* Quoted passage:
- Opening Delimiter -
The tool uses positron emission tomography scanner to detect a radioactive tracer that is highly effective in finding prostate cancer lesions throughout the body so that it can be better visualized and more selectively treated.
A paper detailing the method that led to the US Food and Drug Administration approval for the imaging technology, which was led by UCLA and UCSF and their nuclear medicine teams, was recently published in JAMA Oncology.
Here senior author Dr. Jeremie Calais, assistant professor of nuclear medicine and theranostics in the department of molecular and medical pharmacology at the David Geffen School of Medicine at UCLA and member of the UCLA Jonsson Comprehensive Cancer Center, discusses the significance of the findings and how PSMA PET imaging will change the landscape of prostate cancer detection and treatment.
What is the main focus of the paper?
The paper is about using the new imaging test PSMA PET/CT for primary staging of prostate cancer before any initial therapy is done. When a patient is diagnosed with prostate cancer that has some pathologic features on the biopsy that indicate some risk of metastasis in the lymph node or the bones, the physician need to know if the cancer has spread out of the prostate or not. PSMA PET/CT is a whole- whole-body imaging modality that can perform a one-time whole body staging with high accuracy for locating and detecting if any metastasis has spread out from the prostate. It's the best imaging modality so far for whole-body staging of prostate cancer.
How is the scan used in the study?
The scan was used in patients at initial staging before surgery. We primarily aimed to evaluate the performance of the scan to detect pelvic lymph node metastasis. The pelvic lymph nodes are the lymph nodes that are in the pelvis, commonly the first site of metastasis outside of the prostate, when the cancer has not spread yet to the bone or other organs. The only real way to know if the cancer is in the pelvic lymph node is to analyze the nodes with a microscope (histopathology) after they have been removed by surgery (lymph node dissection). We evaluated the ability of the scan to detect some pelvic lymph nodes as containing cancer, in comparison to the reference gold standard: the histopathology analysis of the lymph nodes removed by surgery.
What are the key findings?
The first key finding is that at the end, only 277 of the 764 patients who got the scan actually underwent surgery. About 64% of participants actually did a different treatment other than surgery following the scan because the scan showed some disease outside of the prostate and the surgeon felt the treatment was no longer ideal. If you know that the disease has already spread outside the prostate, it's too late to hope for surgery to be curative alone. Physicians and/or patients opted for other types of therapy such as radiation and/or hormonal treatments.
In regards to the main aim of the study, we found that the sensitivity of the scan to detect the pelvic lymph nodes metastasis was 40%. This means that the test can detect pelvic lymph node disease in 40% of the patients who actually have pelvic lymph node disease. It means that in 60% of patients, lesions are still too small to be detected (micrometastasis). But it is better than any other imaging technique available so far. And the sensitivity would have been much higher if all 764 patients would have undergone surgery because most of the patients of the study who did not go to surgery had big lesions detected by the scan but were not included in this analysis.
- Closing Delimiter -
* Problems to work on:
- 1) In the interview on PSMA PET imaging for prostate cancer, how many of the 764 patients who received the scan went on to have surgery?
- 2) Continue the interview on PSMA PET imaging for prostate cancer from where it stops.

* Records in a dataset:
- Opening Delimiter -
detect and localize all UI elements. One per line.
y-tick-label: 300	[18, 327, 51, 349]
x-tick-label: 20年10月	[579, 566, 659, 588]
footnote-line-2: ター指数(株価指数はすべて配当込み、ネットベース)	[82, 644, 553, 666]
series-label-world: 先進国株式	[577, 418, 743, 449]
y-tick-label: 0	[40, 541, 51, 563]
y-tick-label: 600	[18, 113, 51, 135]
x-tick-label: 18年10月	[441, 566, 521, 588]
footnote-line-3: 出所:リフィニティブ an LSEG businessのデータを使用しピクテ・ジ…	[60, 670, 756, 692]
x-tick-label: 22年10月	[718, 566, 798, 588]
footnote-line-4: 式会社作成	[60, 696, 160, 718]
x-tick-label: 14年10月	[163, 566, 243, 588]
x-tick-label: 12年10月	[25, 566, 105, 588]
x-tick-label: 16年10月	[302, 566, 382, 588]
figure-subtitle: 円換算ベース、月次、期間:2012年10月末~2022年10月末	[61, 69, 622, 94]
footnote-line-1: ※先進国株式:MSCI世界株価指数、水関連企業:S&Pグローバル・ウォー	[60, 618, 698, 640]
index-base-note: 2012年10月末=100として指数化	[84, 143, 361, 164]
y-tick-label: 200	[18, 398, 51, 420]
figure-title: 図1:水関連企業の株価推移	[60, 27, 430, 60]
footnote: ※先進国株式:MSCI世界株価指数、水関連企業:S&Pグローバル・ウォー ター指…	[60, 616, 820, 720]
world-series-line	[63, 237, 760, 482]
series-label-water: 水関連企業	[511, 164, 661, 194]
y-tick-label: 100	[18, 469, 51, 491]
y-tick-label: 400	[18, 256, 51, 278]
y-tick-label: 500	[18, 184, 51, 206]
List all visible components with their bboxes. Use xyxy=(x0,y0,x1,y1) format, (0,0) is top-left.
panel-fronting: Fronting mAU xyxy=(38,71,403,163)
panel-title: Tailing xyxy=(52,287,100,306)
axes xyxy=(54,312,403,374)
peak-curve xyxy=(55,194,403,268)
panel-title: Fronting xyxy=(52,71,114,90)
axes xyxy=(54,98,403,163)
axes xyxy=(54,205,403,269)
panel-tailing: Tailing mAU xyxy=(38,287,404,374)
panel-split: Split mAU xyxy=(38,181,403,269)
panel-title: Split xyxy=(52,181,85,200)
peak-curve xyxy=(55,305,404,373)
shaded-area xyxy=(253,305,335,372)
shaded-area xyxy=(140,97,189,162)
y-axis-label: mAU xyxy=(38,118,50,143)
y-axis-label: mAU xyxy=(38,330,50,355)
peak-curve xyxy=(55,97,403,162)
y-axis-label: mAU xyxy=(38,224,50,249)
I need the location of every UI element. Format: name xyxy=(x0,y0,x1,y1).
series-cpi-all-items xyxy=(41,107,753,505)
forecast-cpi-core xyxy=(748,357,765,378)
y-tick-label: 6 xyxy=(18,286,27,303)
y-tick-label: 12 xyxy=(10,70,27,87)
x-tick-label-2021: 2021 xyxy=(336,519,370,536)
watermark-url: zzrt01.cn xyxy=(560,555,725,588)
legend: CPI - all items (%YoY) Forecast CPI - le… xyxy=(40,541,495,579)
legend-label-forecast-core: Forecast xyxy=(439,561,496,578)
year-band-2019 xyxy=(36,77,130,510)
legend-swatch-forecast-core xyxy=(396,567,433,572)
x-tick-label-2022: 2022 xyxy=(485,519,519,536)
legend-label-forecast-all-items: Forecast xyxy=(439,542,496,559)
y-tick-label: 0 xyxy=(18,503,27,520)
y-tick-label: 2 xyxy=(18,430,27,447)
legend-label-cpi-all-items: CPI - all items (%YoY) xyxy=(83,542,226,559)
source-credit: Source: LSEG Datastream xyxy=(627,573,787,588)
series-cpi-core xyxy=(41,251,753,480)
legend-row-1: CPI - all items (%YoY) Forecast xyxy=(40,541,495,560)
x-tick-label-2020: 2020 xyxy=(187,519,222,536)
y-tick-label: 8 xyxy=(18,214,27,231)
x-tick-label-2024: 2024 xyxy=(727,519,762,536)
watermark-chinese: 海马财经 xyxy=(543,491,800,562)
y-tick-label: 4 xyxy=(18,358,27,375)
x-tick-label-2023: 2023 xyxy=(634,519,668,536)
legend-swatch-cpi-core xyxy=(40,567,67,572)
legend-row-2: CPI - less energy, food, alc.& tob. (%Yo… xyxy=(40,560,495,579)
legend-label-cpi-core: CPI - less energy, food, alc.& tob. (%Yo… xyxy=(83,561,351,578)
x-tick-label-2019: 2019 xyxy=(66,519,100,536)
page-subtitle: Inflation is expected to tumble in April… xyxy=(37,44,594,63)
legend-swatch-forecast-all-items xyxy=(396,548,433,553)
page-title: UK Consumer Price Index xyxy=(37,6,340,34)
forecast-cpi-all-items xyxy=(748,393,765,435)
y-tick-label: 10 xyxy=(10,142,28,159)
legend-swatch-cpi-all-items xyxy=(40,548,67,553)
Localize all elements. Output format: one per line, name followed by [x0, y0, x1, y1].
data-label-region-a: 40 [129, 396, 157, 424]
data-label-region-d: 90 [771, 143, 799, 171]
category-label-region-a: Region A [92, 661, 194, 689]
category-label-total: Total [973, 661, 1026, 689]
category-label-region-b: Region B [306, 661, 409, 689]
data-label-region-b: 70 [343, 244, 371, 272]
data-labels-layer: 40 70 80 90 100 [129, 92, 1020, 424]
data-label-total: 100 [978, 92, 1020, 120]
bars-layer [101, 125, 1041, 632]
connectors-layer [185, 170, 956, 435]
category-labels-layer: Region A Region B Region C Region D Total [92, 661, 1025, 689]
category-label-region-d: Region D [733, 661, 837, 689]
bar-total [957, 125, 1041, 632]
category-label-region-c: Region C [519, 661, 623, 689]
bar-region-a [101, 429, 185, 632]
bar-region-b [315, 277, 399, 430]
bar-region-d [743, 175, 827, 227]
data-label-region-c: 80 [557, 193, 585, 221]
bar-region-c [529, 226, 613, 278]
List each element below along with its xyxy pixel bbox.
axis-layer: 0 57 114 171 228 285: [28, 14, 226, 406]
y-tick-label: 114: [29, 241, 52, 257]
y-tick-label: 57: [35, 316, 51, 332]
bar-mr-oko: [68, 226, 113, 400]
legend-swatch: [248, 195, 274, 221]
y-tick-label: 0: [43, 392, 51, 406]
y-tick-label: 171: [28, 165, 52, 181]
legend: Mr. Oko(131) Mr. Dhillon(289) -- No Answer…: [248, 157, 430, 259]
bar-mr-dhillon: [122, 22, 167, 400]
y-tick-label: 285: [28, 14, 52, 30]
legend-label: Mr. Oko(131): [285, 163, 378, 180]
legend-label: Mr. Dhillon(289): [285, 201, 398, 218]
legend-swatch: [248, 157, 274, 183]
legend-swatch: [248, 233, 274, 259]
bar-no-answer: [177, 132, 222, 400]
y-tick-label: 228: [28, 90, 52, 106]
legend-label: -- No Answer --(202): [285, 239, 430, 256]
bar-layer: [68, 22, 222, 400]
- Closing Delimiter -
* Responses in order:
- 1) 277 of the 764 patients underwent surgery.

- 2)
One other very important finding was the very high specificity of the test: when a patient did not have pelvic lymph node metastasis, the scan was correctly negative in 95% of the cases. So when you see something positive on the scan, it is very likely prostate cancer and not something else. It is very important for diagnostic tests to make sure that what you see is actually what you're looking for. That's the specificity, and in this study, it's very high, 95%, which is much better than any other tests.
What was unique about the study?
This was an academic collaborative project between UCLA and UCSF that led to an FDA approval, which is a big accomplishment to achieve without industry funding. For an academic team, to go to the FDA, obtain an NDA, and write a paper with 700 patients, it is huge. It was such a great collaborative effort with the urologic oncology and nuclear medicine teams at UCLA and UCSF. I feel very lucky and grateful to work in such environment.
How has the PSMA PET scan changed the field?
The PSMA PET is now part of the National Comprehensive Cancer Network guidelines starting in 2022. The Panel wrote that they "do not feel that conventional imaging is a necessary prerequisite to PSMA-PET and that PSMA-PET can serve as an equally effective, if not more effective front-line imaging tool for these patients," which is great news for patients. Insurance coverage will follow soon. Access to PSMA PET will be widely available and this game-changer technology will ultimately become part of the routine staging of prostate cancer patients. Like doing a PSA test, I anticipate in a near future that physicians will routinely require a PSMA PET scan before making a treatment plan.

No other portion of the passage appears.